Where a line contains the string "post", copy that line.

%%

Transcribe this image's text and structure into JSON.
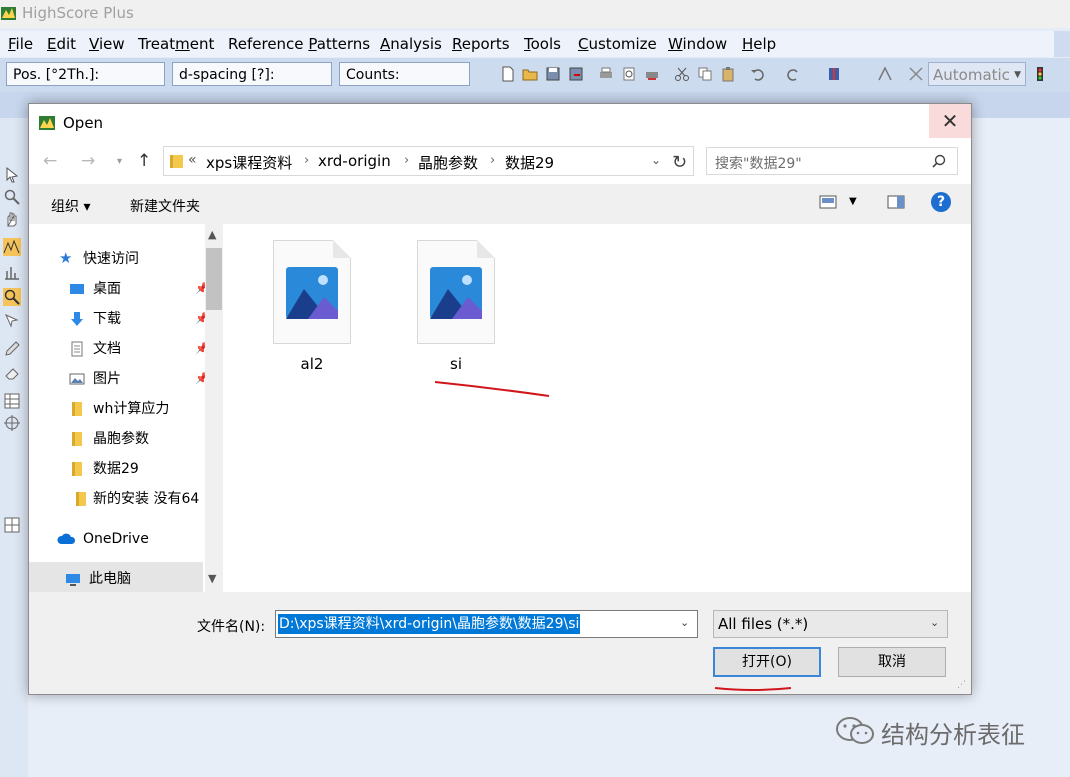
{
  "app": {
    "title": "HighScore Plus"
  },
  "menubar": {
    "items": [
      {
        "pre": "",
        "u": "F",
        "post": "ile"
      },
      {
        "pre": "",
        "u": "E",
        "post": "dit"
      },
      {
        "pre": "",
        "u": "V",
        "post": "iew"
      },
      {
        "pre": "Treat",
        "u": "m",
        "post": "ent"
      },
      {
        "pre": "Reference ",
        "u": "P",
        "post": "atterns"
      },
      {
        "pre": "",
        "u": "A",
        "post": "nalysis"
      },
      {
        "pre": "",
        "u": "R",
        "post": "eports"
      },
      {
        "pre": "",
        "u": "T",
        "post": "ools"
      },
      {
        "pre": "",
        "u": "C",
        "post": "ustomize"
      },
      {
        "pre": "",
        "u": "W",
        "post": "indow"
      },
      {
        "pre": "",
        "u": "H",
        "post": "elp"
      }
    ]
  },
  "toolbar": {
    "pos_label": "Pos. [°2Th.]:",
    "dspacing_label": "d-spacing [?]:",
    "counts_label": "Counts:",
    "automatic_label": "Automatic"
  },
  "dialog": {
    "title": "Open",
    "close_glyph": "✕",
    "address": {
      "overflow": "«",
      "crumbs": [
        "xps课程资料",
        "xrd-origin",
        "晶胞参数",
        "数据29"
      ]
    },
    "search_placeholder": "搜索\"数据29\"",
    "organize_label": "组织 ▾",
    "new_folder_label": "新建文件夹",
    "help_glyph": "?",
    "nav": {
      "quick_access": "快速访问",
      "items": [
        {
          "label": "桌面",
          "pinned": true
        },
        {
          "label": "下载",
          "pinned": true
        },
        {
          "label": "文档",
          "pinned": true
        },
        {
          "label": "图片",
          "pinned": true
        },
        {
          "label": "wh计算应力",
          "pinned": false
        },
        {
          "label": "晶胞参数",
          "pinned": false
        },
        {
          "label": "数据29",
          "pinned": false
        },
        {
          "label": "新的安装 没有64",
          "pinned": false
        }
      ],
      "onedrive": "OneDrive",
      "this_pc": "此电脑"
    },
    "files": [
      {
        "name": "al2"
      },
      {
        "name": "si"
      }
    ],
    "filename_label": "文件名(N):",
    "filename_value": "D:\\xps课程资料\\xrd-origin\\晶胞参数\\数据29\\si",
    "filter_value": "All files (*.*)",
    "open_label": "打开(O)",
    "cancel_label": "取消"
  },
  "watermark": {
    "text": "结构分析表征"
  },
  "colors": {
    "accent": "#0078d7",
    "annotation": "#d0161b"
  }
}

%%
%%

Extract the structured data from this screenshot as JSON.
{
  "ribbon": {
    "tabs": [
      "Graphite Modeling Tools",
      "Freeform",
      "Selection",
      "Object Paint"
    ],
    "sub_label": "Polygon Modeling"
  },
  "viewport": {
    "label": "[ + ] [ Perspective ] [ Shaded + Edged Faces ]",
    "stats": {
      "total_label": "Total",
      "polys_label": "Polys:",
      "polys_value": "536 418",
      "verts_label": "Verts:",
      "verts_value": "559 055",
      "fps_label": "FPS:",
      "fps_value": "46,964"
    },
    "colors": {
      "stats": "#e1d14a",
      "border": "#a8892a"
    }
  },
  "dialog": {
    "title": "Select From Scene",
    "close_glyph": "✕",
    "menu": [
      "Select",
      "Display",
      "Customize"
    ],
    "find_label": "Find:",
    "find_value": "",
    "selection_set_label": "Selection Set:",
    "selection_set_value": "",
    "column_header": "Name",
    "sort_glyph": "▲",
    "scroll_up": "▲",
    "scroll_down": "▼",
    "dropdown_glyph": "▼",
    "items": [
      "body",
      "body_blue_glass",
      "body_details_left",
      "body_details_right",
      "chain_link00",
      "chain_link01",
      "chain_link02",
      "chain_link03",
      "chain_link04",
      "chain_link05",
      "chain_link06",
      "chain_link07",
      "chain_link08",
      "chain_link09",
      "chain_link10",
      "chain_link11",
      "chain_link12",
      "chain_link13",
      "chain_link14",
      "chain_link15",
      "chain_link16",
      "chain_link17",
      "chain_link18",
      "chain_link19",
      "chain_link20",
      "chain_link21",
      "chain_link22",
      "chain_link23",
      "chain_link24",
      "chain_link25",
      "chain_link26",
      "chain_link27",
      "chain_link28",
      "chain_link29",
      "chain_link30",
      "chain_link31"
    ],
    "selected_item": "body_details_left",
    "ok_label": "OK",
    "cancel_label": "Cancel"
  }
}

%%

## Exercise output
        "post": "ile"
        "post": "dit"
        "post": "iew"
        "post": "ent"
        "post": "atterns"
        "post": "nalysis"
        "post": "eports"
        "post": "ools"
        "post": "ustomize"
        "post": "indow"
        "post": "elp"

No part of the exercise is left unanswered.